::: TEXTO :::

Milena Cardoso: Sabemos que existe uma repressão brutal que jovens negros e pobres sofrem nas mãos das PMs. Sabemos também que as Forças Armadas são utilizadas para defesa do Estado burguês e proteger a propriedade privada. O que o aumento de verba para as despesas militares significa para a juventude?

Amanda Marques: Toda a juventude, principalmente a preta e pobre, sofre perigo. A partir do momento em que o Estado, grande detentor de poder do sistema capitalista, prefere investir na área militar em vez de realizar melhorias na educação, saúde, percebemos que seu plano é único: nos manter como escravos sem sonhos e vontade de viver. Aumentar R$5,8 bilhões no orçamento militar enquanto corta R$4,2 bilhões da educação é reforçar um status de poder terrível; é continuar subindo na favela e achar que pode meter bala em qualquer um e sabemos que essas balas encontram, em sua esmagadora maioria, corpos pretos e pobres; é invadir escolas e oprimir estudantes, é achar que a educação militarizada substitui uma educação onde possamos acessar todo o conhecimento que a humanidade acumulou.

Milena Cardoso: O que os estudantes podem fazer para lutar contra o corte de R$4,2 bilhões e contra o racismo e a repressão policial?

Amanda Marques: Se organizarem política e socialmente, conversarem com os amigos, professores, formar grupos de discussão, participarem de agitações estudantis e, caso aconteça, fazerem parte de manifestações. Vai também um convite para todos os jovens participarem dos comitês de ação Fora Bolsonaro, que estão sendo organizados em diferentes lugares do país; assinem o manifesto da Liberdade e Luta “Dinheiro para a educação, transporte e saúde! Fim do pagamento da dívida pública!”. Façam parte da Esquerda Marxista e juntem-se à luta conosco! Mais do que nunca precisamos nos armar com as ideias do marxismo e com os métodos da classe operária e sair à luta! Precisamos revolucionar e, enquanto tivermos forças, temos de fazer de tudo para não roubarem o que temos. Avante, juventude! Abaixo a opressão e todo o sistema burguês. Fora Bolsonaro, por um governo dos trabalhadores sem patrões nem generais!

::: DADOS FORNECIDOS :::

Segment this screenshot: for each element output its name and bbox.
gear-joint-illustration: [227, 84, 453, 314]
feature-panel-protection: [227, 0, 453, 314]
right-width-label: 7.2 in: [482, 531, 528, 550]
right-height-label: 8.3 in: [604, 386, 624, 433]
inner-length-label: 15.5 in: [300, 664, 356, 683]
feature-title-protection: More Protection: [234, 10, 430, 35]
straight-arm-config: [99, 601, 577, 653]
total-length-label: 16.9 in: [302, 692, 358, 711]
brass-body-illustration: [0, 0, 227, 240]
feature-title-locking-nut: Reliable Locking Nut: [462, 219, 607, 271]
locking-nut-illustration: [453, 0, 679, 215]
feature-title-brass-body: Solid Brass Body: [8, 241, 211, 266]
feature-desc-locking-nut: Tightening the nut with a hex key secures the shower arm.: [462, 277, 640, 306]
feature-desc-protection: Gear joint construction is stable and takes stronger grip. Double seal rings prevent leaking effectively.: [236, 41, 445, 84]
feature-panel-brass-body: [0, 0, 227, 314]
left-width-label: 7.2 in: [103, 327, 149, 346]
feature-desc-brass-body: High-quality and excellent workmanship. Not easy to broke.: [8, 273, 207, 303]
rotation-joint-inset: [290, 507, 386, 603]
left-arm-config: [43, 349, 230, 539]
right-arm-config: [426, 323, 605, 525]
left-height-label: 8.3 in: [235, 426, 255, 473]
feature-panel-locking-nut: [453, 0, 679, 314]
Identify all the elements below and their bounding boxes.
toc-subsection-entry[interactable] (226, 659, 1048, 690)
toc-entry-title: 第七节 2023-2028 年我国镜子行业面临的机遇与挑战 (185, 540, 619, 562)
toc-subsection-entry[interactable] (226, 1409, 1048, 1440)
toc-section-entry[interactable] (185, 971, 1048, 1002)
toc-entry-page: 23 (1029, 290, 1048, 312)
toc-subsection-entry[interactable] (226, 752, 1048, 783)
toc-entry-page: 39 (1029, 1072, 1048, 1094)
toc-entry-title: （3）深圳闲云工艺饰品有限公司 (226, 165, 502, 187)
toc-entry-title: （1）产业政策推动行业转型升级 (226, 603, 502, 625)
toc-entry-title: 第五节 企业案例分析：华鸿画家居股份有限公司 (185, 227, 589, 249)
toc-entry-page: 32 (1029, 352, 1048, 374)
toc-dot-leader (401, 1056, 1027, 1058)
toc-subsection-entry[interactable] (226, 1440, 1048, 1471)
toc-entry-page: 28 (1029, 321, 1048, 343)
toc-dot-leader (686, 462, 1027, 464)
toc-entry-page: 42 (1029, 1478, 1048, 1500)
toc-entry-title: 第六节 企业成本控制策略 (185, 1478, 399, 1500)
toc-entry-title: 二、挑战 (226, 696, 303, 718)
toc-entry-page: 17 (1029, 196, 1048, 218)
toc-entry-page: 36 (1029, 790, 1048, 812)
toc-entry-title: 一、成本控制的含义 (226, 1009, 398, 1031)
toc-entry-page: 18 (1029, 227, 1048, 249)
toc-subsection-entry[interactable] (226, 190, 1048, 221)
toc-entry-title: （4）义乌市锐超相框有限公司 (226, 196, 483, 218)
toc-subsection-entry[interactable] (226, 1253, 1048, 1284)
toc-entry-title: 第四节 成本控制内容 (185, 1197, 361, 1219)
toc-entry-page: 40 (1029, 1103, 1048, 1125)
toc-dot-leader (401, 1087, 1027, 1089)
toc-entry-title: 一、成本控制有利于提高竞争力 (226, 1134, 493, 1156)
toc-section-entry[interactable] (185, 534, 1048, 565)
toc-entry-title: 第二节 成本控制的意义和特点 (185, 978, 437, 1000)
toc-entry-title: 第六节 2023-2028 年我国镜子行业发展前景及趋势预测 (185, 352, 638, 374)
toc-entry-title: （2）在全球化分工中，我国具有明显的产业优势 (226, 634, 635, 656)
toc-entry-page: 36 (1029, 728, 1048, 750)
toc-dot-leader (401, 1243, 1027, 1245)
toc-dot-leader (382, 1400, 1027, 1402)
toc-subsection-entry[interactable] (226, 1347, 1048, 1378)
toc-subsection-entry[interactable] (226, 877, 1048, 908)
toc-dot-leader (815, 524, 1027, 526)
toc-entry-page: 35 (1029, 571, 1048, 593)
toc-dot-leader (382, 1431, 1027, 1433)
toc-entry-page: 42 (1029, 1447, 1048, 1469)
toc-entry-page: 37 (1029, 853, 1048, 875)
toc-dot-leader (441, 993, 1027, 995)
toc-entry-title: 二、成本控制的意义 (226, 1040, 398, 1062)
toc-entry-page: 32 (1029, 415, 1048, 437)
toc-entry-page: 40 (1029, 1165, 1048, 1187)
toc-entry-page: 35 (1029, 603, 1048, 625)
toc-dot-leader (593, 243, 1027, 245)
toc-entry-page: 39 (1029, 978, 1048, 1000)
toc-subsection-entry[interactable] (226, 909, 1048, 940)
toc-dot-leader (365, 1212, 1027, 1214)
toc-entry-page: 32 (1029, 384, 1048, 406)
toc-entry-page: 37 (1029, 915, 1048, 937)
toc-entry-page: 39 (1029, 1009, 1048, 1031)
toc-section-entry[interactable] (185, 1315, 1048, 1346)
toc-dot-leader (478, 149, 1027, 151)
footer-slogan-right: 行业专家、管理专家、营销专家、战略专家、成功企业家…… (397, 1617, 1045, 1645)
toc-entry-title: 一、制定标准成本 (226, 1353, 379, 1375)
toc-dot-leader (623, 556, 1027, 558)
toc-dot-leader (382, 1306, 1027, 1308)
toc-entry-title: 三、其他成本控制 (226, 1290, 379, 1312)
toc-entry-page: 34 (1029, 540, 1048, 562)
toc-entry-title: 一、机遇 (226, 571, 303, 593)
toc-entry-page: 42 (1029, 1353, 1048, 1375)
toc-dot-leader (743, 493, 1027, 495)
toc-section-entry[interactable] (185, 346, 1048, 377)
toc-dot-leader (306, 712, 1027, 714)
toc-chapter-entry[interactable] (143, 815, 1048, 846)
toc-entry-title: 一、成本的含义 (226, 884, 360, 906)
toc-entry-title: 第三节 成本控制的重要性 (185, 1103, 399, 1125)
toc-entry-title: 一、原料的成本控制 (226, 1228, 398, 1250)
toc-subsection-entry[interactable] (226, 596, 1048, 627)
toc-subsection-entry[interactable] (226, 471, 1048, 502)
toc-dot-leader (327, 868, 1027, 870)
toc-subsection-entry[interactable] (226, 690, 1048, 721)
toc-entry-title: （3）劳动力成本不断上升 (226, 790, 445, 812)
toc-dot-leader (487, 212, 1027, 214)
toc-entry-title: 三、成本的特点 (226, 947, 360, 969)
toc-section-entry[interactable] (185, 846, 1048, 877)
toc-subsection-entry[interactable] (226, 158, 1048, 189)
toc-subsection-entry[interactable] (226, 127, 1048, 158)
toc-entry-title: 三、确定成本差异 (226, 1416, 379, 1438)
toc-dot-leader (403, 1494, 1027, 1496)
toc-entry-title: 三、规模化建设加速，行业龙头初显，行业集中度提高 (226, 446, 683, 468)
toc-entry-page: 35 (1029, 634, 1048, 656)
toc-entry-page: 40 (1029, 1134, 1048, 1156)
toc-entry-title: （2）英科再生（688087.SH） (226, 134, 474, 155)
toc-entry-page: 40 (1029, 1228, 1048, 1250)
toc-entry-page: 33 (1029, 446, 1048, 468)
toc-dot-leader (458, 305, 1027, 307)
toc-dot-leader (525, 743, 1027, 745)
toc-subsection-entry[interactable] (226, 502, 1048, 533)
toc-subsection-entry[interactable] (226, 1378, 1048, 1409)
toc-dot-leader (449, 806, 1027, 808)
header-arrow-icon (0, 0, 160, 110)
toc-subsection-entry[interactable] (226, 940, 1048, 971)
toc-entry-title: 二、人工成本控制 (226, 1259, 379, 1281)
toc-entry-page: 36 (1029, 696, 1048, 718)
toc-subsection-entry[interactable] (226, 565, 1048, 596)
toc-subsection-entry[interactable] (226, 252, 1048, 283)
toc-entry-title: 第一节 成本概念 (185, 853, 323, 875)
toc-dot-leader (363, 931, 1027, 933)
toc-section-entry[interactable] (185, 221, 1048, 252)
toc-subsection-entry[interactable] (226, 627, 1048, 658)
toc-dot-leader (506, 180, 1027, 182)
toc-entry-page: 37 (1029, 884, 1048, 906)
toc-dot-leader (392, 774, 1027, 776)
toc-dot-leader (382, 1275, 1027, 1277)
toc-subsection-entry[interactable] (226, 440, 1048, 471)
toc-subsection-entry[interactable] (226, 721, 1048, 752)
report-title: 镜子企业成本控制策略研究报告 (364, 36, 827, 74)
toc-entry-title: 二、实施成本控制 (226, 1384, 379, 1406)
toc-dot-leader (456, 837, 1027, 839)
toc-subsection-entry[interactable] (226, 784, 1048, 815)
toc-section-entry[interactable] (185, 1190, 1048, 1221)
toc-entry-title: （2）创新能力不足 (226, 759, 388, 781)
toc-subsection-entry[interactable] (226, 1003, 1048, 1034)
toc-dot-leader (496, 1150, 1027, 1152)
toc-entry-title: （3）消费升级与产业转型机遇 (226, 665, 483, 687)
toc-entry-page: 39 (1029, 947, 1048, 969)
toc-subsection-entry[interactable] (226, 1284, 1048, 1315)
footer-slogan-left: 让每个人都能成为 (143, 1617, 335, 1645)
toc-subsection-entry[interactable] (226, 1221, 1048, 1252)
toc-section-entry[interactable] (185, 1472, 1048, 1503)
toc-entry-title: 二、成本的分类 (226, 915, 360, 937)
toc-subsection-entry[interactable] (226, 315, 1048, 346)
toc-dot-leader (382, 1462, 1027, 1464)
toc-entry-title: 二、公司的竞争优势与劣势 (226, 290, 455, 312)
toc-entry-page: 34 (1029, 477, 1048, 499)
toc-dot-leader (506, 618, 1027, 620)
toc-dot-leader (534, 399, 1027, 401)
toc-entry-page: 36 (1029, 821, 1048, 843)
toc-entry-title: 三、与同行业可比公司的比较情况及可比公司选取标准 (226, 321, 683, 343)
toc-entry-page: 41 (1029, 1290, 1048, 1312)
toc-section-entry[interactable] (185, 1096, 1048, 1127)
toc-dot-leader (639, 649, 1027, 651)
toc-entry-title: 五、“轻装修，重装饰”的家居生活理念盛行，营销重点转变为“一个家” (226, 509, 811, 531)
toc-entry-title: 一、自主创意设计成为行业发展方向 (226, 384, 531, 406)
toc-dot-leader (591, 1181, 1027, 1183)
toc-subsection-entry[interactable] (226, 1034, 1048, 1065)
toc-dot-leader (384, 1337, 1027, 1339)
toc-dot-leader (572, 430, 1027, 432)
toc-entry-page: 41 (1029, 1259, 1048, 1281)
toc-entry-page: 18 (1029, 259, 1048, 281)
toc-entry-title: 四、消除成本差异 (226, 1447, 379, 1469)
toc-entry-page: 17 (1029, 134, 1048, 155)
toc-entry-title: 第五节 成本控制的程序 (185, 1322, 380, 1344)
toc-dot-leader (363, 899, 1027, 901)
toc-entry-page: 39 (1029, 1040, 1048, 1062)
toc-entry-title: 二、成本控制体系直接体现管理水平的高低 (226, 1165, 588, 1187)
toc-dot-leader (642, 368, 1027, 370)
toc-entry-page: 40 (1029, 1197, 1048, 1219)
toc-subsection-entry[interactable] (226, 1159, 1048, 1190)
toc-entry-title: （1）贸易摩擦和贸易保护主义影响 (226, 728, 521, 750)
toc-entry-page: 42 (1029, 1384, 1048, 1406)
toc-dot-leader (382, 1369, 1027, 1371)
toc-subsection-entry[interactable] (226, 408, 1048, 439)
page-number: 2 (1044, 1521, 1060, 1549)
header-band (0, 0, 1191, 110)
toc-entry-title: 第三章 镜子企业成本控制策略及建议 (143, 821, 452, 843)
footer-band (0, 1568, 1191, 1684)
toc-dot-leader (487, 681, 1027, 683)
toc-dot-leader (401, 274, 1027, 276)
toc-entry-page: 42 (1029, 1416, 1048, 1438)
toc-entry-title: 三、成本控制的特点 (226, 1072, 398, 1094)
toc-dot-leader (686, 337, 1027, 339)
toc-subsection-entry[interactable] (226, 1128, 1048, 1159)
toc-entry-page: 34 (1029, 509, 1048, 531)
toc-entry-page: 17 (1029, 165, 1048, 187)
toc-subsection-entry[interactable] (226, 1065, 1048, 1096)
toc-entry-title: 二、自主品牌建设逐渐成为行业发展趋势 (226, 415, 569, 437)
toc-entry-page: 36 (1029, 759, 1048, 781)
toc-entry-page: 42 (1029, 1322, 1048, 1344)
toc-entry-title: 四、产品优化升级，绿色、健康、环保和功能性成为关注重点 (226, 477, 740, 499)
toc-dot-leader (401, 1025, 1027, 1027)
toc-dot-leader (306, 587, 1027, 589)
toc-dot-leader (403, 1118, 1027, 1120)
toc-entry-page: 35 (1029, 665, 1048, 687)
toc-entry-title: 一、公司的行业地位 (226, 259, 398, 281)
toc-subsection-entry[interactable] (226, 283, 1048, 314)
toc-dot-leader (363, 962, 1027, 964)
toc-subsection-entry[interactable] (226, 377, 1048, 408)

:::

INSTRUÇÕES DA TAREFA:
Por favor, copie do texto sobre a juventude e o orçamento militar tudo o que vai de "Amanda Marques: Toda" até "a humanidade acumulou.", trocando "favela" por "periferia".

SOLUÇÃO:
Amanda Marques: Toda a juventude, principalmente a preta e pobre, sofre perigo. A partir do momento em que o Estado, grande detentor de poder do sistema capitalista, prefere investir na área militar em vez de realizar melhorias na educação, saúde, percebemos que seu plano é único: nos manter como escravos sem sonhos e vontade de viver. Aumentar R$5,8 bilhões no orçamento militar enquanto corta R$4,2 bilhões da educação é reforçar um status de poder terrível; é continuar subindo na periferia e achar que pode meter bala em qualquer um e sabemos que essas balas encontram, em sua esmagadora maioria, corpos pretos e pobres; é invadir escolas e oprimir estudantes, é achar que a educação militarizada substitui uma educação onde possamos acessar todo o conhecimento que a humanidade acumulou.